● Aim of the exercise
Search the records below for the word "apply". Pull out each line that has it.

● Available data
==================================================
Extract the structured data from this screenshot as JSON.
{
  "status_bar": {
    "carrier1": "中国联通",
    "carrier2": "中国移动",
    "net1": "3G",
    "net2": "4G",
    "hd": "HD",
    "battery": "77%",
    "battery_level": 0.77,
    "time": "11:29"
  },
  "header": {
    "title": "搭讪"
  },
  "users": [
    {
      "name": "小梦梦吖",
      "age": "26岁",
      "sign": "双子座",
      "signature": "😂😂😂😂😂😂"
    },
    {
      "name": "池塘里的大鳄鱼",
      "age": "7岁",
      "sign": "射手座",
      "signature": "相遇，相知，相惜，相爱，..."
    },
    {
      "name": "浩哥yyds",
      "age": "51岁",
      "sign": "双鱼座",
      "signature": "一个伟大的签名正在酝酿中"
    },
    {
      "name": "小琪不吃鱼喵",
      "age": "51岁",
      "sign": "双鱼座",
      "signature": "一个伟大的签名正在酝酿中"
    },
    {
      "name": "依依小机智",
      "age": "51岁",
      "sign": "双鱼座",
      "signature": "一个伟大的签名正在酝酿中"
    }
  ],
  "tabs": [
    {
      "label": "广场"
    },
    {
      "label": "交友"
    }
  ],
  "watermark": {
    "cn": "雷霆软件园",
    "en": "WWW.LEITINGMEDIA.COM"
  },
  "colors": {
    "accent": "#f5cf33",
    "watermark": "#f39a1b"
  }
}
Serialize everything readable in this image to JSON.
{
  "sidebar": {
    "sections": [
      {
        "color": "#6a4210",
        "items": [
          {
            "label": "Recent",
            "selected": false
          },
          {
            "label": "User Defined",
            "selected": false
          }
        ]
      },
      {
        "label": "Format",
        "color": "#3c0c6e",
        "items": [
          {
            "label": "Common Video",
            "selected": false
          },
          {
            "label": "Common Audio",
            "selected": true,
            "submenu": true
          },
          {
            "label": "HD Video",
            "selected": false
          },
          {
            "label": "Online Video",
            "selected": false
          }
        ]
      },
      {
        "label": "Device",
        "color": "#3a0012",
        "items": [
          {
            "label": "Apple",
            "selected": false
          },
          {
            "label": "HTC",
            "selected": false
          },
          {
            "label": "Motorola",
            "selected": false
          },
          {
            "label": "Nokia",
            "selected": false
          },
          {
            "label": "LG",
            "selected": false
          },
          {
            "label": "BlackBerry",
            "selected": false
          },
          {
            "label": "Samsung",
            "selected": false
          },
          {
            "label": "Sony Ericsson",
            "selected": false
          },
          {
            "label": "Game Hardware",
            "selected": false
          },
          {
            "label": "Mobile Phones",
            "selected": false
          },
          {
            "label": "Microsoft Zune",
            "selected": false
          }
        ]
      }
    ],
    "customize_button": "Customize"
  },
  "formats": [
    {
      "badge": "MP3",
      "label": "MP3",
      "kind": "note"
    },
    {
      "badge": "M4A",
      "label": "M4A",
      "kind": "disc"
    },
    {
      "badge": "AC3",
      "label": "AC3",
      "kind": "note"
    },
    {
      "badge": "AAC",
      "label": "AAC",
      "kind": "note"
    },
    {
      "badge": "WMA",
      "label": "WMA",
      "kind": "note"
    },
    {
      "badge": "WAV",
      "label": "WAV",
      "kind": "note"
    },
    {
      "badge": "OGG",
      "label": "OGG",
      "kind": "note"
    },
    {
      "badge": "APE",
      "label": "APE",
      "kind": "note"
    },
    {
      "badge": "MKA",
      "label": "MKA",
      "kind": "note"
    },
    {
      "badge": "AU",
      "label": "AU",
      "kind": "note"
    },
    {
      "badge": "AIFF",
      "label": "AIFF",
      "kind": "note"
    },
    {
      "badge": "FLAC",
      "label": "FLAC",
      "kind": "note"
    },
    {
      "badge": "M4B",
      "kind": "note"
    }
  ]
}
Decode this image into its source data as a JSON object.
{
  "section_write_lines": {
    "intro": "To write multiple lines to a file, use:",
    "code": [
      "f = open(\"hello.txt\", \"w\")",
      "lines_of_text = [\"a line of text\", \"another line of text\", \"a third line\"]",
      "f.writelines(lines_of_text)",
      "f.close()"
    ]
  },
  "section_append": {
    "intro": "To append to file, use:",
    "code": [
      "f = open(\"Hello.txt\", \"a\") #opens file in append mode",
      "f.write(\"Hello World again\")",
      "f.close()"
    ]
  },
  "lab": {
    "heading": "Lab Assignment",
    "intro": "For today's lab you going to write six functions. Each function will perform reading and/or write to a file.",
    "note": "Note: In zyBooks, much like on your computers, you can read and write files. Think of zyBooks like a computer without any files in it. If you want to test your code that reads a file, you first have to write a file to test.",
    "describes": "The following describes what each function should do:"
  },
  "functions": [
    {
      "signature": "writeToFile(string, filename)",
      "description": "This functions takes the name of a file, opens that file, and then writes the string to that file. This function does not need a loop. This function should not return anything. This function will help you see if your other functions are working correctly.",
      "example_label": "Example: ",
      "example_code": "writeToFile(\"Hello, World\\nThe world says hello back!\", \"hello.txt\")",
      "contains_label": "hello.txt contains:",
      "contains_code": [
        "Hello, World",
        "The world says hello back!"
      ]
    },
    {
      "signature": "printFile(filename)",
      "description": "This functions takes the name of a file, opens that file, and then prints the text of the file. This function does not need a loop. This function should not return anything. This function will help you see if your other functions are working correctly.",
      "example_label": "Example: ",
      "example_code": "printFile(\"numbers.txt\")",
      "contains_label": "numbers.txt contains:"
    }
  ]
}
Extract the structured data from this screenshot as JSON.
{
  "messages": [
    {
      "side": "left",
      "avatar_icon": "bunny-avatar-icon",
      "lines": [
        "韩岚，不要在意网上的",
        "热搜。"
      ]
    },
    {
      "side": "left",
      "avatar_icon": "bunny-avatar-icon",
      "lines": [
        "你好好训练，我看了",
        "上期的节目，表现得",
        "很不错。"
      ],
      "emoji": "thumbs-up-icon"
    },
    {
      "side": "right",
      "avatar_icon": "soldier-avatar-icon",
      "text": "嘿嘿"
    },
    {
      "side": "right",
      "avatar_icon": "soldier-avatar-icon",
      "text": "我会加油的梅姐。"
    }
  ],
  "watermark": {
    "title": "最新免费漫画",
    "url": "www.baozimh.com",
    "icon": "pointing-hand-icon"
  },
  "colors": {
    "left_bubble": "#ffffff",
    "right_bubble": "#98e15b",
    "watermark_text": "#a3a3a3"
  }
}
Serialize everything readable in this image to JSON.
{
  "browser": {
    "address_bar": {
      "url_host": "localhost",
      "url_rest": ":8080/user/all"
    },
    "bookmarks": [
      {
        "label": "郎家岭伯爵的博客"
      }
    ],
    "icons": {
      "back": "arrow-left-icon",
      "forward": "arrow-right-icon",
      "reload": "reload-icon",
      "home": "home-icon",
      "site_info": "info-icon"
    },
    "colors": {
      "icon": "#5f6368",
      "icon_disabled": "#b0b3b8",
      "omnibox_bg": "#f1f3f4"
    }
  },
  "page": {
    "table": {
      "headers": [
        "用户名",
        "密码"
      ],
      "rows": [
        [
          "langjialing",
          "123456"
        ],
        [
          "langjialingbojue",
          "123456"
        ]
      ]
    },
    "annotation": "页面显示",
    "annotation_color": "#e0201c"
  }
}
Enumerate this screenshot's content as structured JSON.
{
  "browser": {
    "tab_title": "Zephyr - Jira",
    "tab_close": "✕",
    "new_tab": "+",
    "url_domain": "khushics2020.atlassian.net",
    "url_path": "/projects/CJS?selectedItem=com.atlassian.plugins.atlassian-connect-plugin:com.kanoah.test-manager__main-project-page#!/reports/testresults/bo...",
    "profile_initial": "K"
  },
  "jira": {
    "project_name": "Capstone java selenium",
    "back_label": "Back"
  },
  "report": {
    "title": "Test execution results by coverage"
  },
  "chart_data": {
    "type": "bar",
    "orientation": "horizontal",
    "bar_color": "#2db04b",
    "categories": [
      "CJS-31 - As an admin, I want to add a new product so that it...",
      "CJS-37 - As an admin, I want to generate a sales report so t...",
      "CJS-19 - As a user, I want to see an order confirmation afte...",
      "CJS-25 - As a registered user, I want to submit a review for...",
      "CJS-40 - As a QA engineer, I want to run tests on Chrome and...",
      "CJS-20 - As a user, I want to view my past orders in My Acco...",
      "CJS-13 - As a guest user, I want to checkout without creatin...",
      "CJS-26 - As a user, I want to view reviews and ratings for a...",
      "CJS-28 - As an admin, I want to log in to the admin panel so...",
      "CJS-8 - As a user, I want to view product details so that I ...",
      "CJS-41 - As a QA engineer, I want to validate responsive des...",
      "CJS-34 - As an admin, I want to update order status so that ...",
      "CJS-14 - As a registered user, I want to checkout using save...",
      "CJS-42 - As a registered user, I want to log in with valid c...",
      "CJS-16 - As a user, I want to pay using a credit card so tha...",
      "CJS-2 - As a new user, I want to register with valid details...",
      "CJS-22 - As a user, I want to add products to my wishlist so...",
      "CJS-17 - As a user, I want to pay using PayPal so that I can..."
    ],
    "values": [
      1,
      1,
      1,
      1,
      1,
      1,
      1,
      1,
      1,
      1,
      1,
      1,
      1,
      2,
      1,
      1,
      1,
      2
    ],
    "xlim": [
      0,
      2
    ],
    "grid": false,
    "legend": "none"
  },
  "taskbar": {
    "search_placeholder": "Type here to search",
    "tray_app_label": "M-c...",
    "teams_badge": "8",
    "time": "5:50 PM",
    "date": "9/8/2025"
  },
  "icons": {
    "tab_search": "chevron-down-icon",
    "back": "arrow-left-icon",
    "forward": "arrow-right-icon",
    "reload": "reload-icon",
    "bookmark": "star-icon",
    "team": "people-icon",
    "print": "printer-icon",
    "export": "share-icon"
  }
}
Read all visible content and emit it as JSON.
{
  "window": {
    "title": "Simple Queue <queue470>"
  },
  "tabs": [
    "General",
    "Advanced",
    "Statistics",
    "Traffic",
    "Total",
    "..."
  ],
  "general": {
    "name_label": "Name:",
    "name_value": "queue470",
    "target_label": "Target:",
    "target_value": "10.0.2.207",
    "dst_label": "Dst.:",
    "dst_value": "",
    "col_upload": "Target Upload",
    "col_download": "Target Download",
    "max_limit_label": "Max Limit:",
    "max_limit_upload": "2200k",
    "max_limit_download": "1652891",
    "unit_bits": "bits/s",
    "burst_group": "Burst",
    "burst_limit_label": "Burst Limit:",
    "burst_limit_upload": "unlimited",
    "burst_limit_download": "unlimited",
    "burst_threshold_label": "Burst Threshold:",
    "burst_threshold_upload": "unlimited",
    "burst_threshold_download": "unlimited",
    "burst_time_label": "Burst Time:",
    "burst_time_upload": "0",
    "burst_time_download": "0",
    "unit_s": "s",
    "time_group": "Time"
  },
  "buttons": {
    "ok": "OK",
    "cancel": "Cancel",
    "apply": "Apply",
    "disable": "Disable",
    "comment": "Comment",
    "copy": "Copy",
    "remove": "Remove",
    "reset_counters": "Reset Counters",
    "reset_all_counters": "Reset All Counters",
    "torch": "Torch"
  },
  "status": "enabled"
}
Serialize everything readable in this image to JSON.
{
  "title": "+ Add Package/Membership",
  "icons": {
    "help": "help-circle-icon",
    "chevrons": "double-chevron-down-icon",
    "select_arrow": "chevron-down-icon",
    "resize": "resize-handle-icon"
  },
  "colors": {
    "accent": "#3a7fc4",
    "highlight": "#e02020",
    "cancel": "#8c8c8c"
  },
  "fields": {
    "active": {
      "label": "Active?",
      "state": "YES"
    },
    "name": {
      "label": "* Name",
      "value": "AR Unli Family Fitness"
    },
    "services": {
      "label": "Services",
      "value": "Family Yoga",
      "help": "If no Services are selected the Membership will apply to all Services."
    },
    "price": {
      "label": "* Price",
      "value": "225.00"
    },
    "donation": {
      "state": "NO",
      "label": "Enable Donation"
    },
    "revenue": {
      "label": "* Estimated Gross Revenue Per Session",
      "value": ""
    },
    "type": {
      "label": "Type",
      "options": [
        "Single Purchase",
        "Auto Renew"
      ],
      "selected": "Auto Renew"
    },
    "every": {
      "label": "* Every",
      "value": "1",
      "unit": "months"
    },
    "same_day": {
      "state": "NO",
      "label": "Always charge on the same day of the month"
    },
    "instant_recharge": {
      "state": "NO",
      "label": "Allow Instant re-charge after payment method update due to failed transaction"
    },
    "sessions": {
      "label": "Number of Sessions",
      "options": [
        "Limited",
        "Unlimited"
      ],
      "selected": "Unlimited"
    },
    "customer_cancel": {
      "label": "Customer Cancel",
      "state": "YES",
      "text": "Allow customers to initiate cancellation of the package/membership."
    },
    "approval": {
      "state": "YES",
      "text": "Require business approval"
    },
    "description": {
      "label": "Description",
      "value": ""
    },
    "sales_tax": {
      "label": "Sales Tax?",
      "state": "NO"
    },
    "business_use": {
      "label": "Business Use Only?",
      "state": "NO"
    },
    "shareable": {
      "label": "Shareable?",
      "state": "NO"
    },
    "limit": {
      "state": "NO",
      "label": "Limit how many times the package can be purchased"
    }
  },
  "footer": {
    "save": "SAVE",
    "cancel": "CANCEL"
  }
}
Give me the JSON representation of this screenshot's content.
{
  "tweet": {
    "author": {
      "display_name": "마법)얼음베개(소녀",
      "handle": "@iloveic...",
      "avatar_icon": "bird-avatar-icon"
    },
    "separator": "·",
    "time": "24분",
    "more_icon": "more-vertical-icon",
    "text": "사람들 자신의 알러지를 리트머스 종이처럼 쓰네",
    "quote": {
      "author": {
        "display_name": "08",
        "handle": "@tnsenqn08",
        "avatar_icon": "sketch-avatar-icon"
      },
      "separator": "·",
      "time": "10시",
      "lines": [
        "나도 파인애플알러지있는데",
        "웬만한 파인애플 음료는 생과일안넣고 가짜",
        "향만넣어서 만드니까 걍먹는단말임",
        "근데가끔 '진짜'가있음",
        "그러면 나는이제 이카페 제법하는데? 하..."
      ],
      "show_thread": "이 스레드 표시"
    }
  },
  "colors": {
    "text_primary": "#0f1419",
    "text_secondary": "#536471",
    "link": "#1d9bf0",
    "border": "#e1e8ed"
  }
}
==================================================
● Result
    "apply": "Apply",
      "help": "If no Services are selected the Membership will apply to all Services."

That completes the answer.